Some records

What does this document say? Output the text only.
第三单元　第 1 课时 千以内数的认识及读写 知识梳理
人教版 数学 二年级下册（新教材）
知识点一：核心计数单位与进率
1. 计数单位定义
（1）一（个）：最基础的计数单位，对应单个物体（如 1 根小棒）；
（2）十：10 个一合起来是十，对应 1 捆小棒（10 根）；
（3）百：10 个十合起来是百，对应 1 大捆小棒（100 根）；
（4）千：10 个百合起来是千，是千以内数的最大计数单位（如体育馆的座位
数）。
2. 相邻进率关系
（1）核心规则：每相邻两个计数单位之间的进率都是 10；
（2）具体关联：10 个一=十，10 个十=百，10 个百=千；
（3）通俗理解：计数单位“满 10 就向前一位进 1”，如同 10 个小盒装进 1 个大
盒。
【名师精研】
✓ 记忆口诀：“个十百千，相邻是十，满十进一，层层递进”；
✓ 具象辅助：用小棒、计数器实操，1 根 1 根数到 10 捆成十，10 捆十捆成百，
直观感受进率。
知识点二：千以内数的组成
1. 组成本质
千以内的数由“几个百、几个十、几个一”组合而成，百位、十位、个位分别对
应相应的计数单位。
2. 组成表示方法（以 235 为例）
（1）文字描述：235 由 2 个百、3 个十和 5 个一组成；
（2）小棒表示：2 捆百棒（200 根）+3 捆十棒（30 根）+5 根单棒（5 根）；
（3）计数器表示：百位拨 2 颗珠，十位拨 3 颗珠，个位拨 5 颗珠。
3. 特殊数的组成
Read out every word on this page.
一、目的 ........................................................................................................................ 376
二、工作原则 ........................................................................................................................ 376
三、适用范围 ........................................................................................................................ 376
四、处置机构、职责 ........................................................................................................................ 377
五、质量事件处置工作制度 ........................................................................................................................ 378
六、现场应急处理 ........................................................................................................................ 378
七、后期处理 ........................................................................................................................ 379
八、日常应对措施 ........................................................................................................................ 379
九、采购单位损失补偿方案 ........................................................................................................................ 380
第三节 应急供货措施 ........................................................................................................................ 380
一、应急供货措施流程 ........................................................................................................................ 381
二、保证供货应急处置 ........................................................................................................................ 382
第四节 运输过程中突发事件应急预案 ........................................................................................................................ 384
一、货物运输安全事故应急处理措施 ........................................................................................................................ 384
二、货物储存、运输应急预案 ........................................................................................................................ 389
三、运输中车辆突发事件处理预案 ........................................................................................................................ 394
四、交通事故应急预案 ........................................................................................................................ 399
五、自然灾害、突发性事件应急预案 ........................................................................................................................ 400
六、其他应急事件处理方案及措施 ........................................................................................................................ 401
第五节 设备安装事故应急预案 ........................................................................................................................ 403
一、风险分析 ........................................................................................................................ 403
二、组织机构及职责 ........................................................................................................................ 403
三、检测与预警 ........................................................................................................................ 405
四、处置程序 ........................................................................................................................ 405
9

◆ Short problem
Write the material out again word for word.

◆ Response
What does this document say? Output the text only.
第三单元　第 1 课时 千以内数的认识及读写 知识梳理
人教版 数学 二年级下册（新教材）
知识点一：核心计数单位与进率
1. 计数单位定义
（1）一（个）：最基础的计数单位，对应单个物体（如 1 根小棒）；
（2）十：10 个一合起来是十，对应 1 捆小棒（10 根）；
（3）百：10 个十合起来是百，对应 1 大捆小棒（100 根）；
（4）千：10 个百合起来是千，是千以内数的最大计数单位（如体育馆的座位
数）。
2. 相邻进率关系
（1）核心规则：每相邻两个计数单位之间的进率都是 10；
（2）具体关联：10 个一=十，10 个十=百，10 个百=千；
（3）通俗理解：计数单位“满 10 就向前一位进 1”，如同 10 个小盒装进 1 个大
盒。
【名师精研】
✓ 记忆口诀：“个十百千，相邻是十，满十进一，层层递进”；
✓ 具象辅助：用小棒、计数器实操，1 根 1 根数到 10 捆成十，10 捆十捆成百，
直观感受进率。
知识点二：千以内数的组成
1. 组成本质
千以内的数由“几个百、几个十、几个一”组合而成，百位、十位、个位分别对
应相应的计数单位。
2. 组成表示方法（以 235 为例）
（1）文字描述：235 由 2 个百、3 个十和 5 个一组成；
（2）小棒表示：2 捆百棒（200 根）+3 捆十棒（30 根）+5 根单棒（5 根）；
（3）计数器表示：百位拨 2 颗珠，十位拨 3 颗珠，个位拨 5 颗珠。
3. 特殊数的组成
Read out every word on this page.
一、目的 ........................................................................................................................ 376
二、工作原则 ........................................................................................................................ 376
三、适用范围 ........................................................................................................................ 376
四、处置机构、职责 ........................................................................................................................ 377
五、质量事件处置工作制度 ........................................................................................................................ 378
六、现场应急处理 ........................................................................................................................ 378
七、后期处理 ........................................................................................................................ 379
八、日常应对措施 ........................................................................................................................ 379
九、采购单位损失补偿方案 ........................................................................................................................ 380
第三节 应急供货措施 ........................................................................................................................ 380
一、应急供货措施流程 ........................................................................................................................ 381
二、保证供货应急处置 ........................................................................................................................ 382
第四节 运输过程中突发事件应急预案 ........................................................................................................................ 384
一、货物运输安全事故应急处理措施 ........................................................................................................................ 384
二、货物储存、运输应急预案 ........................................................................................................................ 389
三、运输中车辆突发事件处理预案 ........................................................................................................................ 394
四、交通事故应急预案 ........................................................................................................................ 399
五、自然灾害、突发性事件应急预案 ........................................................................................................................ 400
六、其他应急事件处理方案及措施 ........................................................................................................................ 401
第五节 设备安装事故应急预案 ........................................................................................................................ 403
一、风险分析 ........................................................................................................................ 403
二、组织机构及职责 ........................................................................................................................ 403
三、检测与预警 ........................................................................................................................ 405
四、处置程序 ........................................................................................................................ 405
9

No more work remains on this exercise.